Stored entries
········

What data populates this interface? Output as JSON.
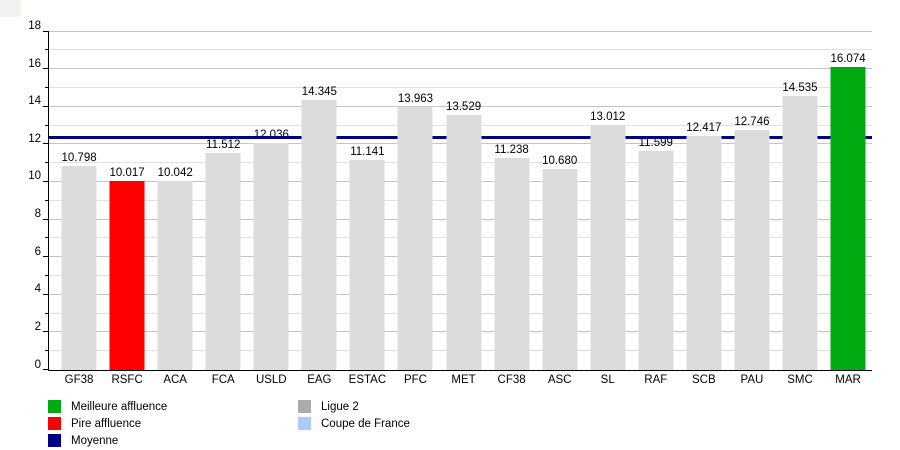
{
  "chart_data": {
    "type": "bar",
    "title": "",
    "xlabel": "",
    "ylabel": "",
    "categories": [
      "GF38",
      "RSFC",
      "ACA",
      "FCA",
      "USLD",
      "EAG",
      "ESTAC",
      "PFC",
      "MET",
      "CF38",
      "ASC",
      "SL",
      "RAF",
      "SCB",
      "PAU",
      "SMC",
      "MAR"
    ],
    "values": [
      10.798,
      10.017,
      10.042,
      11.512,
      12.036,
      14.345,
      11.141,
      13.963,
      13.529,
      11.238,
      10.68,
      13.012,
      11.599,
      12.417,
      12.746,
      14.535,
      16.074
    ],
    "value_labels": [
      "10.798",
      "10.017",
      "10.042",
      "11.512",
      "12.036",
      "14.345",
      "11.141",
      "13.963",
      "13.529",
      "11.238",
      "10.680",
      "13.012",
      "11.599",
      "12.417",
      "12.746",
      "14.535",
      "16.074"
    ],
    "bar_roles": [
      "ligue2",
      "pire",
      "ligue2",
      "ligue2",
      "ligue2",
      "ligue2",
      "ligue2",
      "ligue2",
      "ligue2",
      "ligue2",
      "ligue2",
      "ligue2",
      "ligue2",
      "ligue2",
      "ligue2",
      "ligue2",
      "meilleure"
    ],
    "moyenne": 12.334,
    "ylim": [
      0,
      18
    ],
    "y_tick_labels": [
      "0",
      "2",
      "4",
      "6",
      "8",
      "10",
      "12",
      "14",
      "16",
      "18"
    ],
    "grid": "on",
    "gridline_step": 1,
    "label_step": 2,
    "legend_position": "bottom",
    "legend": {
      "column1": [
        {
          "label": "Meilleure affluence",
          "color_key": "green",
          "icon": "legend-swatch-green"
        },
        {
          "label": "Pire affluence",
          "color_key": "red",
          "icon": "legend-swatch-red"
        },
        {
          "label": "Moyenne",
          "color_key": "navy",
          "icon": "legend-swatch-navy"
        }
      ],
      "column2": [
        {
          "label": "Ligue 2",
          "color_key": "legend_gray",
          "icon": "legend-swatch-gray"
        },
        {
          "label": "Coupe de France",
          "color_key": "light_blue",
          "icon": "legend-swatch-lightblue"
        }
      ]
    }
  },
  "colors": {
    "green": "#00AA11",
    "red": "#FF0000",
    "navy": "#000087",
    "bar_gray": "#DCDCDC",
    "legend_gray": "#ABABAB",
    "light_blue": "#ABCBF5",
    "grid_major": "#c4c4c4",
    "grid_minor": "#e0e0e0",
    "axis": "#000000"
  }
}
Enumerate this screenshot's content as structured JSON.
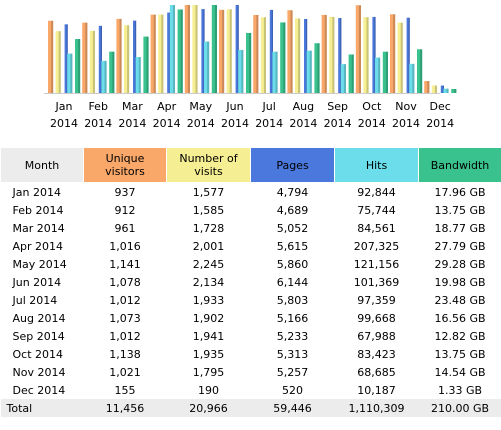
{
  "colors": {
    "visitors": "#F9A86A",
    "visits": "#F6EE92",
    "pages": "#4A78DC",
    "hits": "#6CDEEB",
    "bandwidth": "#39C28E",
    "header_bg": "#ececec"
  },
  "chart_data": {
    "type": "bar",
    "categories": [
      "Jan 2014",
      "Feb 2014",
      "Mar 2014",
      "Apr 2014",
      "May 2014",
      "Jun 2014",
      "Jul 2014",
      "Aug 2014",
      "Sep 2014",
      "Oct 2014",
      "Nov 2014",
      "Dec 2014"
    ],
    "series": [
      {
        "name": "Unique visitors",
        "values": [
          937,
          912,
          961,
          1016,
          1141,
          1078,
          1012,
          1073,
          1012,
          1138,
          1021,
          155
        ]
      },
      {
        "name": "Number of visits",
        "values": [
          1577,
          1585,
          1728,
          2001,
          2245,
          2134,
          1933,
          1902,
          1941,
          1935,
          1795,
          190
        ]
      },
      {
        "name": "Pages",
        "values": [
          4794,
          4689,
          5052,
          5615,
          5860,
          6144,
          5803,
          5166,
          5233,
          5313,
          5257,
          520
        ]
      },
      {
        "name": "Hits",
        "values": [
          92844,
          75744,
          84561,
          207325,
          121156,
          101369,
          97359,
          99668,
          67988,
          83423,
          68685,
          10187
        ]
      },
      {
        "name": "Bandwidth",
        "values": [
          17.96,
          13.75,
          18.77,
          27.79,
          29.28,
          19.98,
          23.48,
          16.56,
          12.82,
          13.75,
          14.54,
          1.33
        ]
      }
    ],
    "grid": false,
    "legend": "none"
  },
  "table": {
    "headers": {
      "month": "Month",
      "visitors": "Unique visitors",
      "visits": "Number of visits",
      "pages": "Pages",
      "hits": "Hits",
      "bandwidth": "Bandwidth"
    },
    "rows": [
      {
        "month": "Jan 2014",
        "visitors": "937",
        "visits": "1,577",
        "pages": "4,794",
        "hits": "92,844",
        "bandwidth": "17.96 GB"
      },
      {
        "month": "Feb 2014",
        "visitors": "912",
        "visits": "1,585",
        "pages": "4,689",
        "hits": "75,744",
        "bandwidth": "13.75 GB"
      },
      {
        "month": "Mar 2014",
        "visitors": "961",
        "visits": "1,728",
        "pages": "5,052",
        "hits": "84,561",
        "bandwidth": "18.77 GB"
      },
      {
        "month": "Apr 2014",
        "visitors": "1,016",
        "visits": "2,001",
        "pages": "5,615",
        "hits": "207,325",
        "bandwidth": "27.79 GB"
      },
      {
        "month": "May 2014",
        "visitors": "1,141",
        "visits": "2,245",
        "pages": "5,860",
        "hits": "121,156",
        "bandwidth": "29.28 GB"
      },
      {
        "month": "Jun 2014",
        "visitors": "1,078",
        "visits": "2,134",
        "pages": "6,144",
        "hits": "101,369",
        "bandwidth": "19.98 GB"
      },
      {
        "month": "Jul 2014",
        "visitors": "1,012",
        "visits": "1,933",
        "pages": "5,803",
        "hits": "97,359",
        "bandwidth": "23.48 GB"
      },
      {
        "month": "Aug 2014",
        "visitors": "1,073",
        "visits": "1,902",
        "pages": "5,166",
        "hits": "99,668",
        "bandwidth": "16.56 GB"
      },
      {
        "month": "Sep 2014",
        "visitors": "1,012",
        "visits": "1,941",
        "pages": "5,233",
        "hits": "67,988",
        "bandwidth": "12.82 GB"
      },
      {
        "month": "Oct 2014",
        "visitors": "1,138",
        "visits": "1,935",
        "pages": "5,313",
        "hits": "83,423",
        "bandwidth": "13.75 GB"
      },
      {
        "month": "Nov 2014",
        "visitors": "1,021",
        "visits": "1,795",
        "pages": "5,257",
        "hits": "68,685",
        "bandwidth": "14.54 GB"
      },
      {
        "month": "Dec 2014",
        "visitors": "155",
        "visits": "190",
        "pages": "520",
        "hits": "10,187",
        "bandwidth": "1.33 GB"
      }
    ],
    "total": {
      "month": "Total",
      "visitors": "11,456",
      "visits": "20,966",
      "pages": "59,446",
      "hits": "1,110,309",
      "bandwidth": "210.00 GB"
    }
  }
}
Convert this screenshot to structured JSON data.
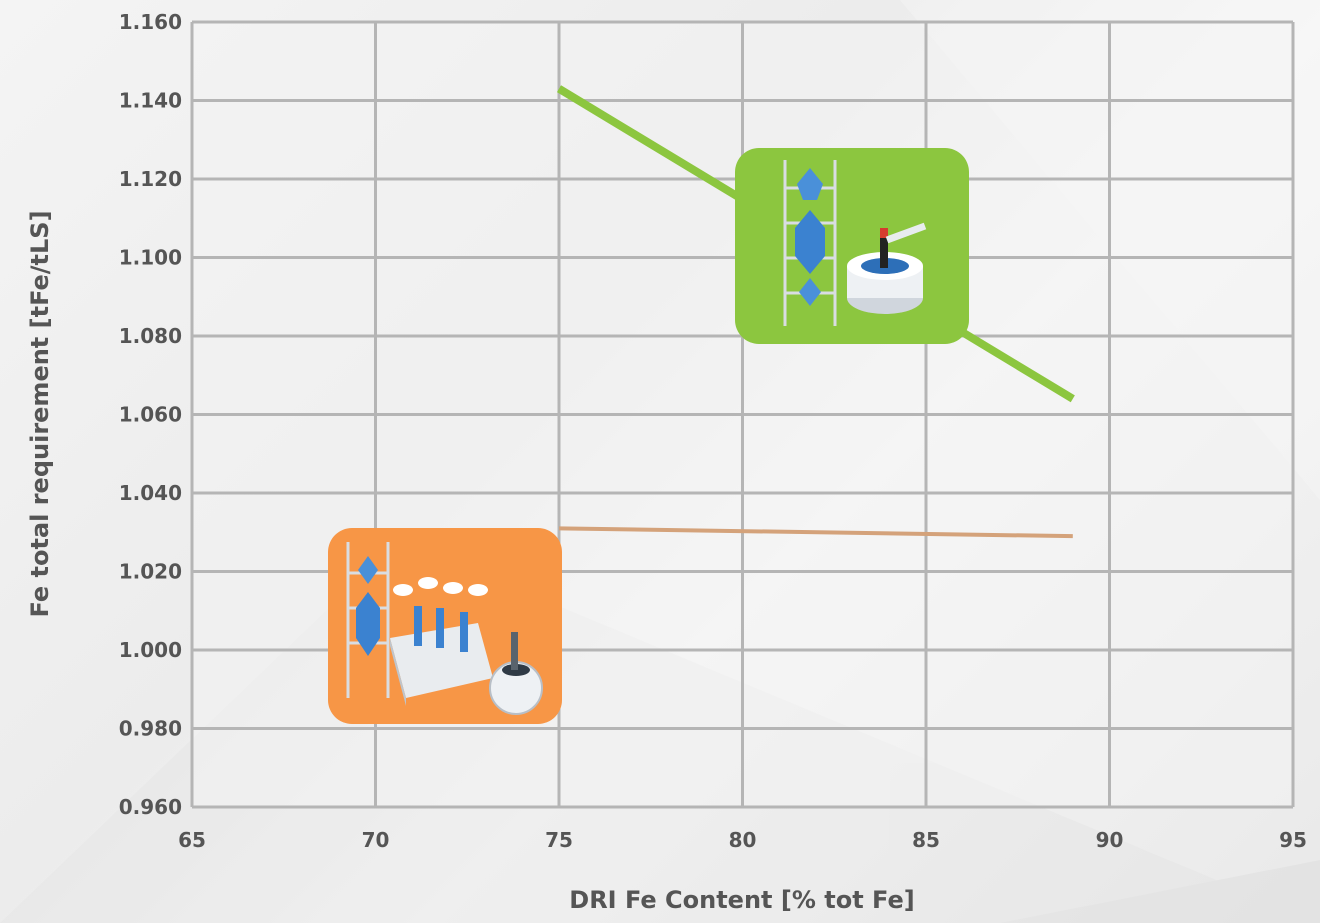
{
  "chart_data": {
    "type": "line",
    "xlabel": "DRI Fe Content [% tot Fe]",
    "ylabel": "Fe total requirement [tFe/tLS]",
    "xlim": [
      65,
      95
    ],
    "ylim": [
      0.96,
      1.16
    ],
    "x_ticks": [
      "65",
      "70",
      "75",
      "80",
      "85",
      "90",
      "95"
    ],
    "y_ticks": [
      "0.960",
      "0.980",
      "1.000",
      "1.020",
      "1.040",
      "1.060",
      "1.080",
      "1.100",
      "1.120",
      "1.140",
      "1.160"
    ],
    "grid": true,
    "series": [
      {
        "color": "#8cc63f",
        "x": [
          75,
          89
        ],
        "y": [
          1.143,
          1.064
        ]
      },
      {
        "color": "#d4a27a",
        "x": [
          75,
          89
        ],
        "y": [
          1.031,
          1.029
        ]
      }
    ],
    "annotations": [
      {
        "kind": "plant-illustration",
        "icon": "shaft-furnace-eaf-plant-icon",
        "background": "#8cc63f"
      },
      {
        "kind": "plant-illustration",
        "icon": "shaft-furnace-smelter-plant-icon",
        "background": "#f79646"
      }
    ]
  }
}
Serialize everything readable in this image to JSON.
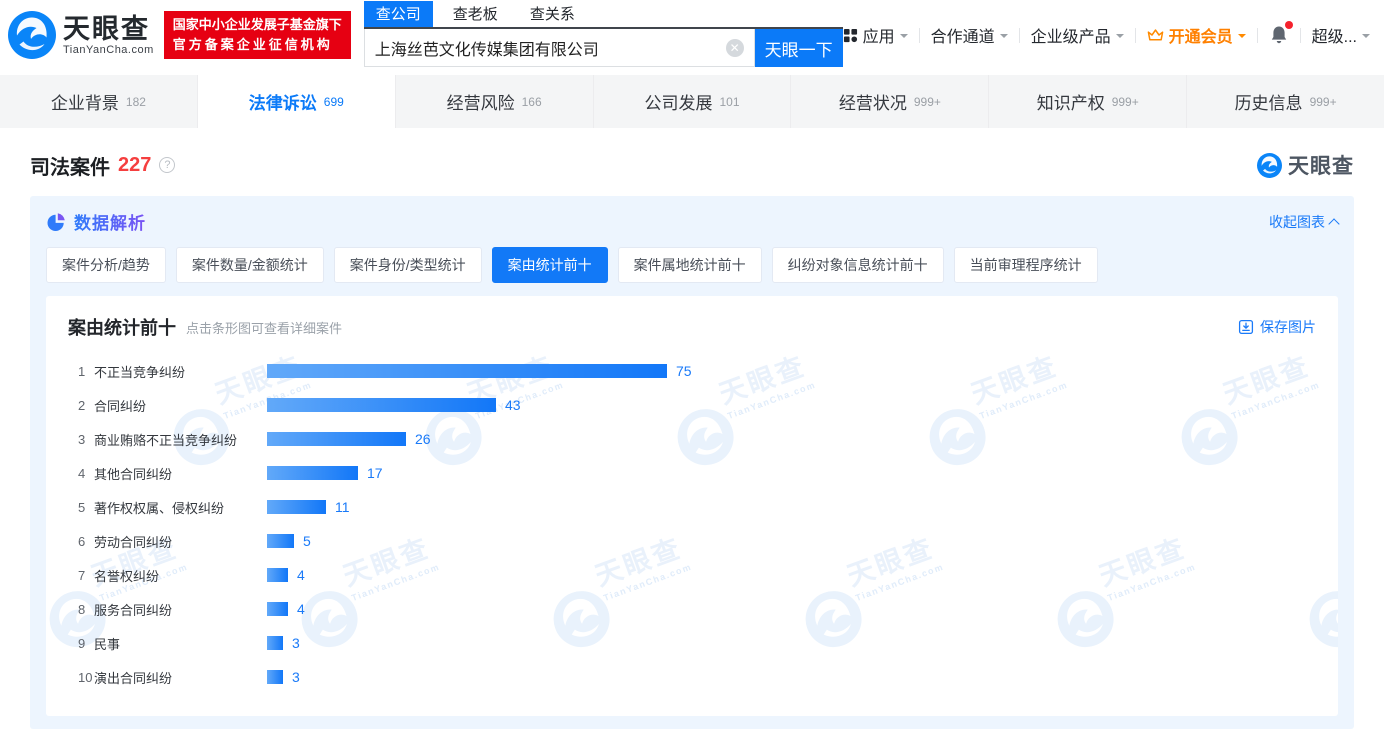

········

[WHAT YOU SHOULD DO]: Among the lines of the material, find those that hold the word "JSON" and copy them.

[OUTPUT OF THE TASK]:
What data populates this interface? Output as JSON.
Enumerate this screenshot's content as structured JSON.
Convert this screenshot to structured JSON data.
Serialize everything readable in this image to JSON.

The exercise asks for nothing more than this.